-------- RECORD SET --------
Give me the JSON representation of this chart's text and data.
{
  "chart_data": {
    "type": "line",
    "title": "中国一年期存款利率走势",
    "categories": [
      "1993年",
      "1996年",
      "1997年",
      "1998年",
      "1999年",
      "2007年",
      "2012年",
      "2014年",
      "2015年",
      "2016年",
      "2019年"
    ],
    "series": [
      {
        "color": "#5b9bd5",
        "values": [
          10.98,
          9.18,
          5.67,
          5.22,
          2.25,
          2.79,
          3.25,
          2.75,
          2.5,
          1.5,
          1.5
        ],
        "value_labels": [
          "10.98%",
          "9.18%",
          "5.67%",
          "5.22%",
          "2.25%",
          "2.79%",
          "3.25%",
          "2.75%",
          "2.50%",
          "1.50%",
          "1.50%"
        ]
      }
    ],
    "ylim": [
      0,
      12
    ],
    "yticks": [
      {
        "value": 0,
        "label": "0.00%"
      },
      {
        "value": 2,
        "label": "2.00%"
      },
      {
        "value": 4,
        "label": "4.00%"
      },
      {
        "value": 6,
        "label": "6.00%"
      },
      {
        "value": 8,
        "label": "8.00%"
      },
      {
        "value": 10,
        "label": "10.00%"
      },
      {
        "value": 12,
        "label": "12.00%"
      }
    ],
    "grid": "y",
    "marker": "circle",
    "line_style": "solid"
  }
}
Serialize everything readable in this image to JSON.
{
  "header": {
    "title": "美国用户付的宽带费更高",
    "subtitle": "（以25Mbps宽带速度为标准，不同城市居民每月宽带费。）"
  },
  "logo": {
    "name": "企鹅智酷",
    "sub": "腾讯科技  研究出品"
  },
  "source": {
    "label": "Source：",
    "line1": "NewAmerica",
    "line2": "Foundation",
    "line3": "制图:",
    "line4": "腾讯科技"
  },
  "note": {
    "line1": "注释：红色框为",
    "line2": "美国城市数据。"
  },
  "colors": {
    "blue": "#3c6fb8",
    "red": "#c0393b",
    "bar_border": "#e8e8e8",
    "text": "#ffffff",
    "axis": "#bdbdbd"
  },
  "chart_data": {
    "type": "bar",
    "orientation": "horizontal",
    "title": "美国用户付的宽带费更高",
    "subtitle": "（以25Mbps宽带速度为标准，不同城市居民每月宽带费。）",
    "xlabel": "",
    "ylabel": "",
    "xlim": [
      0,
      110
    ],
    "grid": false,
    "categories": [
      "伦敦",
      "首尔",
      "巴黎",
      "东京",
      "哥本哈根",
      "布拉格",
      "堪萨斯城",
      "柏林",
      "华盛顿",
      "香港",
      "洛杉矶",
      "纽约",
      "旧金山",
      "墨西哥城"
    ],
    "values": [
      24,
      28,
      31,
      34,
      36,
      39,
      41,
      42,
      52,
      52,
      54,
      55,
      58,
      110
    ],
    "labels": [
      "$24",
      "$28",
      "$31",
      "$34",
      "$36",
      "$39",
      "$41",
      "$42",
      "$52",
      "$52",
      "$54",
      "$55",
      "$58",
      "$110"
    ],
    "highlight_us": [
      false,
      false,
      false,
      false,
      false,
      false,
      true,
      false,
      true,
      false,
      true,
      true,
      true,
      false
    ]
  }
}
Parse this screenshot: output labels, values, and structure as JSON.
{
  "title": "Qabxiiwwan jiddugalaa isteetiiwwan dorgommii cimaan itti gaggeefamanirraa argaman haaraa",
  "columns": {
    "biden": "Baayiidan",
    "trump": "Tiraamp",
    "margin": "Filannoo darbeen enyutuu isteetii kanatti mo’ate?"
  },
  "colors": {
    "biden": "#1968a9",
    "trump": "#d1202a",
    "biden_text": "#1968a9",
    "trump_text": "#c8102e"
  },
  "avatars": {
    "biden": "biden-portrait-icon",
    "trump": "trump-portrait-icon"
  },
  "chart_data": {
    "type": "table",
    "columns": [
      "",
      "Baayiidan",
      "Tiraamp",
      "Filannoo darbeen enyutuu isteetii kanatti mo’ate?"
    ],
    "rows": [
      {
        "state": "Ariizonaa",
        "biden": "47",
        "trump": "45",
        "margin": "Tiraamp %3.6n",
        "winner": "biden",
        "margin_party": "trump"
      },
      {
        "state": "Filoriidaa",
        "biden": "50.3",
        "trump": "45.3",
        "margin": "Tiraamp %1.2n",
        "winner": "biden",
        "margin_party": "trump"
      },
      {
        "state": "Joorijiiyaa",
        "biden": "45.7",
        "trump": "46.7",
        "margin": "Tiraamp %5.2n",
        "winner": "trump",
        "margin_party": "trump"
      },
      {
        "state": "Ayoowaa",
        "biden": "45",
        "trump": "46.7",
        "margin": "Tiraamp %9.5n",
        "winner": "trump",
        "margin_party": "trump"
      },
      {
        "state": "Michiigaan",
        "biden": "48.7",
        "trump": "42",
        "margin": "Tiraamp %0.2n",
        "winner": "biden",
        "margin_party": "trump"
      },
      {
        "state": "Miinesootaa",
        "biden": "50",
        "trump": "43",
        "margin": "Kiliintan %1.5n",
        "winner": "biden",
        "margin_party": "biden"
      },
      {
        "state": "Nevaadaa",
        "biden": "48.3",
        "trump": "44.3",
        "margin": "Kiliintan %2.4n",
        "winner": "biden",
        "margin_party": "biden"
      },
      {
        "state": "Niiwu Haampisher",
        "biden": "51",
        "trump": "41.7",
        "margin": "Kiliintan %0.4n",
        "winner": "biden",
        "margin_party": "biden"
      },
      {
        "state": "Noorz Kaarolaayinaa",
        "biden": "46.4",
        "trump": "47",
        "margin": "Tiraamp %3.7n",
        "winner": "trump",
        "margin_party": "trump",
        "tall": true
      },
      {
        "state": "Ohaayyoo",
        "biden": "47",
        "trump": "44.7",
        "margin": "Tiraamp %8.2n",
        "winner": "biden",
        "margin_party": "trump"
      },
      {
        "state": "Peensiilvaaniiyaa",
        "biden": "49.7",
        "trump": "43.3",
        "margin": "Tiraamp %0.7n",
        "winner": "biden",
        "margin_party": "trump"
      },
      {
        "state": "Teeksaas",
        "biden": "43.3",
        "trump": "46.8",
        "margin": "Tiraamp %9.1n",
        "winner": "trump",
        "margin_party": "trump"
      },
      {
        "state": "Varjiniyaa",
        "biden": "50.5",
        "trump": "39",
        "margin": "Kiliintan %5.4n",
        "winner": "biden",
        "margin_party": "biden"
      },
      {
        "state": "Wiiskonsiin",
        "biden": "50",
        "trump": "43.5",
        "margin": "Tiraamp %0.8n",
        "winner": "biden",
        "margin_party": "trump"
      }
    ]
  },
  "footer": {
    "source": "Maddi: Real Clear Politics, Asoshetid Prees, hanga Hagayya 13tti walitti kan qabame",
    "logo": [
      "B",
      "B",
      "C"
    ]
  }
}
--------
WRITTEN TASK: Filter the data, keeping only the lines that contain "JSON".

RESULT OF THIS TASK:
Give me the JSON representation of this chart's text and data.
Serialize everything readable in this image to JSON.
Parse this screenshot: output labels, values, and structure as JSON.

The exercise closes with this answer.